(Entries with figure data)
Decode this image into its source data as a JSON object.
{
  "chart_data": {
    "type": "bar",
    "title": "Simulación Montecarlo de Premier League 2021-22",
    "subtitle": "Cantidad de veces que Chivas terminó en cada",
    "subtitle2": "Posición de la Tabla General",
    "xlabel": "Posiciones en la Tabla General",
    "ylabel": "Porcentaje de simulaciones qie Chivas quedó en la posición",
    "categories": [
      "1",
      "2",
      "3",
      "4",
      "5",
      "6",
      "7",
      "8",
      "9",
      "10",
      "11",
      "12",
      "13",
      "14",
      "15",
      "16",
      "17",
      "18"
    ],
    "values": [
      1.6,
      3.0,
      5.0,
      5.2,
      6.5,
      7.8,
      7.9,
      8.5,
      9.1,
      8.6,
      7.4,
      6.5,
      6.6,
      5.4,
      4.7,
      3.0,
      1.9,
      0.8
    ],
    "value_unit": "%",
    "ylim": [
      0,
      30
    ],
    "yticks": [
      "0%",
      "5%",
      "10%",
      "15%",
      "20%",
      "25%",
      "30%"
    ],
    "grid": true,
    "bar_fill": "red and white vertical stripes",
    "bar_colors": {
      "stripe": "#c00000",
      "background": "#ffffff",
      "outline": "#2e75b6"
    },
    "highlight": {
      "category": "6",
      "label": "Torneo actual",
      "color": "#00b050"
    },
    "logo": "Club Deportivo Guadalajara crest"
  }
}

▶ Exercise task: A number is the only answer here: how many lines of the material above contain "Tabla"?

▶ Exercise output: 2